About this task:
Write what comes next in the guide on resuming interrupted uploads, starting after its last line.

___ Passage for review

Resume Interrupted Uploads
The intended resume pattern is simple: persist the upload session ID locally, ask the API for the latest session state, determine which parts still need to be uploaded, then request fresh signed URLs only for the missing parts.
- Store the session
public_idin the desktop app or browser state when the upload begins. - After a crash, refresh, or network drop, call
GET /api/v1/uploads/sessions/{id}. - Inspect the returned session status, uploaded bytes, completed parts, and any part state your client already knows.
- Request fresh signed URLs for the remaining parts with
/parts/sign. - Upload the missing parts, report them, and then call
/complete.
Resume check
curl "https://your-site.example/api/v1/uploads/sessions/ups_ab12cd34ef56" \
-H "Authorization: Bearer fyu_your_token_here"

______
___ Information shown

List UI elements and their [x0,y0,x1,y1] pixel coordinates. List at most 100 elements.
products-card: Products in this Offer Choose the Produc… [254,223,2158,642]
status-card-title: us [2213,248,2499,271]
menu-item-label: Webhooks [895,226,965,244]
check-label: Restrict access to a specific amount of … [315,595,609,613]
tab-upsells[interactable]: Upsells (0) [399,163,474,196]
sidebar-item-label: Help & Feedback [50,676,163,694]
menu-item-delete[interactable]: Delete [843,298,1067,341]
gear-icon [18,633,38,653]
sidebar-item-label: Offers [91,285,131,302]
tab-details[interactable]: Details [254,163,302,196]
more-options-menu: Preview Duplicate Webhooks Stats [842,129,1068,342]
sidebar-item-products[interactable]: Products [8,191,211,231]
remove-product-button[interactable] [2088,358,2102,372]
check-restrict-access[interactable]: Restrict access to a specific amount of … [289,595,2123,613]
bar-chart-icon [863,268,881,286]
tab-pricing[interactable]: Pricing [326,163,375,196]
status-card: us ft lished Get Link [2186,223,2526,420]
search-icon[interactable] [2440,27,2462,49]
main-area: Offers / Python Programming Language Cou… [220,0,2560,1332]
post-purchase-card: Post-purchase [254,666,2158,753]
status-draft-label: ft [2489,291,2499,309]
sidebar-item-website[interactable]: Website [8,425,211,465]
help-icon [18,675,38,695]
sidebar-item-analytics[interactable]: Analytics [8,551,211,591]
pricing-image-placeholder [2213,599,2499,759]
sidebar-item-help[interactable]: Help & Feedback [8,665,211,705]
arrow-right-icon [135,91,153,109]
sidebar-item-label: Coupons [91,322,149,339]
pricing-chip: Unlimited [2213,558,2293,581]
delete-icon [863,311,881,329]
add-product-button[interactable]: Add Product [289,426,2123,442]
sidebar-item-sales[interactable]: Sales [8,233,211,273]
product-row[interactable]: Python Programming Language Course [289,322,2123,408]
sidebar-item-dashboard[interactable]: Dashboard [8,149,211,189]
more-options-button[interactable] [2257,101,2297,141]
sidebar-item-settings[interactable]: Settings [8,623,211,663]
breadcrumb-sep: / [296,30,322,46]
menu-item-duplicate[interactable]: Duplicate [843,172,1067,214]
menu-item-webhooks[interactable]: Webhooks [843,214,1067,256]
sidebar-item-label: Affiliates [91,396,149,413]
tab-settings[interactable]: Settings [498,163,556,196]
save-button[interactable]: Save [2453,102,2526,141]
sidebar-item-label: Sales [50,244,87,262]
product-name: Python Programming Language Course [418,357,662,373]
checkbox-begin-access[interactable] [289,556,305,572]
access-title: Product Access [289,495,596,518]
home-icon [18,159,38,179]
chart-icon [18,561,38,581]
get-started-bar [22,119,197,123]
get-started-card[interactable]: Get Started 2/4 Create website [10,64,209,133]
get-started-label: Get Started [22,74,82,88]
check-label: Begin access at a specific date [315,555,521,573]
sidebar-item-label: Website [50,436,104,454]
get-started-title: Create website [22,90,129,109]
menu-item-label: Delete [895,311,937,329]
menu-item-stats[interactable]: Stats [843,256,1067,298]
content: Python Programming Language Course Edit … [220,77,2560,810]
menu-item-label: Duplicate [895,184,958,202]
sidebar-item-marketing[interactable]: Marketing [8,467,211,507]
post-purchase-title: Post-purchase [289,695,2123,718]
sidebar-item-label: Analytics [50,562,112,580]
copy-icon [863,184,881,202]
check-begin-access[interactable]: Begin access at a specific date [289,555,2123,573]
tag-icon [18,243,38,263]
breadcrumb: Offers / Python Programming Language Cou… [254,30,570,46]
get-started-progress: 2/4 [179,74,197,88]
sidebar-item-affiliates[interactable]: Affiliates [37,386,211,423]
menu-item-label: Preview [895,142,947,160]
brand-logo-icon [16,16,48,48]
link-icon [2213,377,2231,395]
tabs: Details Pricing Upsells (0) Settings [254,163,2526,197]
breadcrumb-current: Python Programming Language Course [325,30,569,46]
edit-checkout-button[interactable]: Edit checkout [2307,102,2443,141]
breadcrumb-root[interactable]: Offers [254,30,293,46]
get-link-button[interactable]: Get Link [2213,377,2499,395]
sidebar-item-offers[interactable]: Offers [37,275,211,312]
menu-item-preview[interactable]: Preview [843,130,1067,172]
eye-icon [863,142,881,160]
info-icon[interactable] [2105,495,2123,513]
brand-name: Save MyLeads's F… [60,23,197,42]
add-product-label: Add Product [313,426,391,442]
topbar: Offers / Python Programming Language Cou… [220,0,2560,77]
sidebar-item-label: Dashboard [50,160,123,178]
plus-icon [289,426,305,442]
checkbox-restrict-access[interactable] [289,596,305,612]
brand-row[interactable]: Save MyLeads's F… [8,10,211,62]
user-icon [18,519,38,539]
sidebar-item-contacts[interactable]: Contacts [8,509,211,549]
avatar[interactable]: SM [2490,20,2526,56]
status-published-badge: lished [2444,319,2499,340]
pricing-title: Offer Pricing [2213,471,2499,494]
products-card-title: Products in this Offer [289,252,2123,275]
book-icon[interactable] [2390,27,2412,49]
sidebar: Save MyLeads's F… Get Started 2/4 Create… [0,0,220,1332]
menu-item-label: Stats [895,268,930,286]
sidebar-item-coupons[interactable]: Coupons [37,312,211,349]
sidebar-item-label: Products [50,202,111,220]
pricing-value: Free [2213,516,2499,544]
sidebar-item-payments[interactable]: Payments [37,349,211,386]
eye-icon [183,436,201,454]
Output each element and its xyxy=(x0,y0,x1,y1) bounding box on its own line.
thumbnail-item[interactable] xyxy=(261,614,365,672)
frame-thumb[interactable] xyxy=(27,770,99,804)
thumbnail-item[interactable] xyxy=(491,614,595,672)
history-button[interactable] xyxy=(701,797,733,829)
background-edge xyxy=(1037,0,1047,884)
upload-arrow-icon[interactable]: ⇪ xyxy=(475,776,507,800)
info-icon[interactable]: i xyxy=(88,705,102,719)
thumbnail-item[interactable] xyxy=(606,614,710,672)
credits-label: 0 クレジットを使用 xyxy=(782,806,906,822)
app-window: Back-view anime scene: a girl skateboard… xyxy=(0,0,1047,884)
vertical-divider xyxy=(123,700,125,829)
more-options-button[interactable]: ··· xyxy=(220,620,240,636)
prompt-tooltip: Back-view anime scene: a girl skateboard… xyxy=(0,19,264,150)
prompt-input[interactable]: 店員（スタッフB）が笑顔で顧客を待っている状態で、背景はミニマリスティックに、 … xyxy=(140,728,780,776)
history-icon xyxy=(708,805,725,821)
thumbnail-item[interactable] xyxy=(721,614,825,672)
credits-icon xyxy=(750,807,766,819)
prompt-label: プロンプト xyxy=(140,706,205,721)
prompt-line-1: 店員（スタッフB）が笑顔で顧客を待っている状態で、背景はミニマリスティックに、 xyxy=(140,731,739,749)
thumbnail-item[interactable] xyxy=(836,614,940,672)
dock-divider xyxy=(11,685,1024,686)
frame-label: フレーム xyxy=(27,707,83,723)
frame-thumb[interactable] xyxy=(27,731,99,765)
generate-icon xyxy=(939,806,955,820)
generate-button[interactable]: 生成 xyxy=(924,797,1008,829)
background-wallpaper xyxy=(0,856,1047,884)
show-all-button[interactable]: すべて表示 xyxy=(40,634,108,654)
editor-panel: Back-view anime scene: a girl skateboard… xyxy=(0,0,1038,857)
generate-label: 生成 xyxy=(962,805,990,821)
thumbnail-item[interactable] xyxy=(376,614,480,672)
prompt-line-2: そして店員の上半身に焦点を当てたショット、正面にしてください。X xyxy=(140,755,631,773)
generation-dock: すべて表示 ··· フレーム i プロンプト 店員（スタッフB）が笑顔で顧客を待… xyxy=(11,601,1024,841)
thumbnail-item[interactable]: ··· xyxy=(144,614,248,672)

______

Written response:
Typical resumed session response
{
"status": "ok",
"session": {
"public_id": "ups_ab12cd34ef56",
"status": "uploading",
"expected_size": 10737418240,
"uploaded_bytes": 201326592,
"completed_parts": 3
}
}
Request fresh URLs only for the missing parts
curl -X POST "https://your-site.example/api/v1/uploads/sessions/ups_ab12cd34ef56/parts/sign" \
-H "Authorization: Bearer fyu_your_token_here" \
-H "Content-Type: application/json" \
-d '{
"part_numbers": [4, 5, 6],
"expires_in": 3600
}'
Do not assume an old signed storage URL is still valid after a pause or restart. Always ask for fresh part URLs before resuming if the previous URLs may have expired.
Files and Downloads
File metadata
GET /api/v1/files/{id} returns owner-scoped metadata including filename, size, mime type, short ID, folder, visibility, download count, and current file status.
Download links
GET /api/v1/downloads/{id}/link returns an application-signed link. The app still decides whether the actual transfer uses CDN, signed origin, or app-controlled delivery.
{
"status": "ok",
"url": "https://your-site.example/download/123?token=...",
"expires_in": 3600,
"delivery": "cdn",
"delivery_reason": "public_object_storage_cdn"
}
- Treat the returned link as opaque and short-lived.
- Do not hardcode assumptions about the final transfer method in the client.
- If the site requires percent-based payout verification for ordinary downloads, Apache and LiteSpeed standard-file transfers can still fall back to PHP even when those handoff modes are enabled in the admin area.
- Streaming and watch-based media flows are separate from ordinary file-download delivery and should not be treated as the same completion-verification model.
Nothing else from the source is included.